* _DATASET EXCERPTS_:
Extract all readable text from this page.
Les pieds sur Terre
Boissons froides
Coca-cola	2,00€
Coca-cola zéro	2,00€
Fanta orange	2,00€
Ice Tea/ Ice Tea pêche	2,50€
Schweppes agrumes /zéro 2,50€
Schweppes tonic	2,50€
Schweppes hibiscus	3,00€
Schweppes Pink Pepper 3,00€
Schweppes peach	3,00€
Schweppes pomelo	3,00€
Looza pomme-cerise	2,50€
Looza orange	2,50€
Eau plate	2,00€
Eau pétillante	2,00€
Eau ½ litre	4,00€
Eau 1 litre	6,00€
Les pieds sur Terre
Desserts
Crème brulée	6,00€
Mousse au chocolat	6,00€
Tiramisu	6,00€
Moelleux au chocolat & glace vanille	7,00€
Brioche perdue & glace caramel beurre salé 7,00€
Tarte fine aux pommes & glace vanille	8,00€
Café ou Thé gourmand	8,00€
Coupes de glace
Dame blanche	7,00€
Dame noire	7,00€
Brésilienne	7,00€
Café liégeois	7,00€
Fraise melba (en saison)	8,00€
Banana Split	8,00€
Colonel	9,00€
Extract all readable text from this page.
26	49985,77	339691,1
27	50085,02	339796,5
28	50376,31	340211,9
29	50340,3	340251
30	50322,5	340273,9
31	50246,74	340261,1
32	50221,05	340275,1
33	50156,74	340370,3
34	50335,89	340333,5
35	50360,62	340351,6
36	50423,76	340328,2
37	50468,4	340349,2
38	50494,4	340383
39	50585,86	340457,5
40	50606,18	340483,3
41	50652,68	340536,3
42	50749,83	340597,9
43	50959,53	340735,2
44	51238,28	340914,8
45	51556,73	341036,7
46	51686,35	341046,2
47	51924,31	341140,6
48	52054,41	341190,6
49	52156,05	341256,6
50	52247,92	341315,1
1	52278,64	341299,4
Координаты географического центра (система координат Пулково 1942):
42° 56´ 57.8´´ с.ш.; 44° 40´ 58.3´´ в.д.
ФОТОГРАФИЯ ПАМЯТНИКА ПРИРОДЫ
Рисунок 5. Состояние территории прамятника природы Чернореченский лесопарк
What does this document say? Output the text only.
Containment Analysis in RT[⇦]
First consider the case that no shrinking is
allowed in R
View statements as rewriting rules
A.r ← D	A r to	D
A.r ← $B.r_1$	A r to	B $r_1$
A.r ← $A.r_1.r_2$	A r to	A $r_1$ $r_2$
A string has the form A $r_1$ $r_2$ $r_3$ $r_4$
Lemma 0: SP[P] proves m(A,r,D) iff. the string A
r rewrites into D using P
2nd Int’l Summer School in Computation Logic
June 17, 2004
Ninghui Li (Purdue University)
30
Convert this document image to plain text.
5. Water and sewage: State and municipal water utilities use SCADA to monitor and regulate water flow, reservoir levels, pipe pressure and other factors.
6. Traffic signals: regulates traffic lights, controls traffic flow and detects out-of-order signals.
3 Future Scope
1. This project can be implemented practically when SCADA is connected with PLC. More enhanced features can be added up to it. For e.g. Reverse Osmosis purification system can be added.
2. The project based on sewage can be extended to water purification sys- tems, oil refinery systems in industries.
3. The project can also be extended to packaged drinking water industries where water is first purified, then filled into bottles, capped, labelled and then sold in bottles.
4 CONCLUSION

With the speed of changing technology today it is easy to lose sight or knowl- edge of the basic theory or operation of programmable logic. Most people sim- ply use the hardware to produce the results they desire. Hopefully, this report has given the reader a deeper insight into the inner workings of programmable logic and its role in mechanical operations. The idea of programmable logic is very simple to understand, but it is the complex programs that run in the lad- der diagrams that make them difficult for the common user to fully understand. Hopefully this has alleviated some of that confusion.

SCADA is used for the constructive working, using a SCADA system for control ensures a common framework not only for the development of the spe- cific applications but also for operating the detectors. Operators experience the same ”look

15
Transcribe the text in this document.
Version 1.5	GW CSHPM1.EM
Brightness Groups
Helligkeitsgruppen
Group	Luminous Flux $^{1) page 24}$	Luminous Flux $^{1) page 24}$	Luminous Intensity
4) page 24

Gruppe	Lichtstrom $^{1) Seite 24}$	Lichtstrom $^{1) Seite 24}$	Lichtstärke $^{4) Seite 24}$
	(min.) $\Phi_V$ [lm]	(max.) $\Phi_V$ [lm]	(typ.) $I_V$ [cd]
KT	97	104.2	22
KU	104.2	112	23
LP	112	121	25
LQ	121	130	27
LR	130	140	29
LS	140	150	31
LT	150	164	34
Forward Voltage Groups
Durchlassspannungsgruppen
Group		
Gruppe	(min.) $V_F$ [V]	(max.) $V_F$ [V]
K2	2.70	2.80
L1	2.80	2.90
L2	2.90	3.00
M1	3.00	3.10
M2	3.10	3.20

* _JOB_: Write the whole listing out again. Keep every line exactly as it is.

* _ANSWER FOR THE TASK_:
Extract all readable text from this page.
Les pieds sur Terre
Boissons froides
Coca-cola	2,00€
Coca-cola zéro	2,00€
Fanta orange	2,00€
Ice Tea/ Ice Tea pêche	2,50€
Schweppes agrumes /zéro 2,50€
Schweppes tonic	2,50€
Schweppes hibiscus	3,00€
Schweppes Pink Pepper 3,00€
Schweppes peach	3,00€
Schweppes pomelo	3,00€
Looza pomme-cerise	2,50€
Looza orange	2,50€
Eau plate	2,00€
Eau pétillante	2,00€
Eau ½ litre	4,00€
Eau 1 litre	6,00€
Les pieds sur Terre
Desserts
Crème brulée	6,00€
Mousse au chocolat	6,00€
Tiramisu	6,00€
Moelleux au chocolat & glace vanille	7,00€
Brioche perdue & glace caramel beurre salé 7,00€
Tarte fine aux pommes & glace vanille	8,00€
Café ou Thé gourmand	8,00€
Coupes de glace
Dame blanche	7,00€
Dame noire	7,00€
Brésilienne	7,00€
Café liégeois	7,00€
Fraise melba (en saison)	8,00€
Banana Split	8,00€
Colonel	9,00€
Extract all readable text from this page.
26	49985,77	339691,1
27	50085,02	339796,5
28	50376,31	340211,9
29	50340,3	340251
30	50322,5	340273,9
31	50246,74	340261,1
32	50221,05	340275,1
33	50156,74	340370,3
34	50335,89	340333,5
35	50360,62	340351,6
36	50423,76	340328,2
37	50468,4	340349,2
38	50494,4	340383
39	50585,86	340457,5
40	50606,18	340483,3
41	50652,68	340536,3
42	50749,83	340597,9
43	50959,53	340735,2
44	51238,28	340914,8
45	51556,73	341036,7
46	51686,35	341046,2
47	51924,31	341140,6
48	52054,41	341190,6
49	52156,05	341256,6
50	52247,92	341315,1
1	52278,64	341299,4
Координаты географического центра (система координат Пулково 1942):
42° 56´ 57.8´´ с.ш.; 44° 40´ 58.3´´ в.д.
ФОТОГРАФИЯ ПАМЯТНИКА ПРИРОДЫ
Рисунок 5. Состояние территории прамятника природы Чернореченский лесопарк
What does this document say? Output the text only.
Containment Analysis in RT[⇦]
First consider the case that no shrinking is
allowed in R
View statements as rewriting rules
A.r ← D	A r to	D
A.r ← $B.r_1$	A r to	B $r_1$
A.r ← $A.r_1.r_2$	A r to	A $r_1$ $r_2$
A string has the form A $r_1$ $r_2$ $r_3$ $r_4$
Lemma 0: SP[P] proves m(A,r,D) iff. the string A
r rewrites into D using P
2nd Int’l Summer School in Computation Logic
June 17, 2004
Ninghui Li (Purdue University)
30
Convert this document image to plain text.
5. Water and sewage: State and municipal water utilities use SCADA to monitor and regulate water flow, reservoir levels, pipe pressure and other factors.
6. Traffic signals: regulates traffic lights, controls traffic flow and detects out-of-order signals.
3 Future Scope
1. This project can be implemented practically when SCADA is connected with PLC. More enhanced features can be added up to it. For e.g. Reverse Osmosis purification system can be added.
2. The project based on sewage can be extended to water purification sys- tems, oil refinery systems in industries.
3. The project can also be extended to packaged drinking water industries where water is first purified, then filled into bottles, capped, labelled and then sold in bottles.
4 CONCLUSION

With the speed of changing technology today it is easy to lose sight or knowl- edge of the basic theory or operation of programmable logic. Most people sim- ply use the hardware to produce the results they desire. Hopefully, this report has given the reader a deeper insight into the inner workings of programmable logic and its role in mechanical operations. The idea of programmable logic is very simple to understand, but it is the complex programs that run in the lad- der diagrams that make them difficult for the common user to fully understand. Hopefully this has alleviated some of that confusion.

SCADA is used for the constructive working, using a SCADA system for control ensures a common framework not only for the development of the spe- cific applications but also for operating the detectors. Operators experience the same ”look

15
Transcribe the text in this document.
Version 1.5	GW CSHPM1.EM
Brightness Groups
Helligkeitsgruppen
Group	Luminous Flux $^{1) page 24}$	Luminous Flux $^{1) page 24}$	Luminous Intensity
4) page 24

Gruppe	Lichtstrom $^{1) Seite 24}$	Lichtstrom $^{1) Seite 24}$	Lichtstärke $^{4) Seite 24}$
	(min.) $\Phi_V$ [lm]	(max.) $\Phi_V$ [lm]	(typ.) $I_V$ [cd]
KT	97	104.2	22
KU	104.2	112	23
LP	112	121	25
LQ	121	130	27
LR	130	140	29
LS	140	150	31
LT	150	164	34
Forward Voltage Groups
Durchlassspannungsgruppen
Group		
Gruppe	(min.) $V_F$ [V]	(max.) $V_F$ [V]
K2	2.70	2.80
L1	2.80	2.90
L2	2.90	3.00
M1	3.00	3.10
M2	3.10	3.20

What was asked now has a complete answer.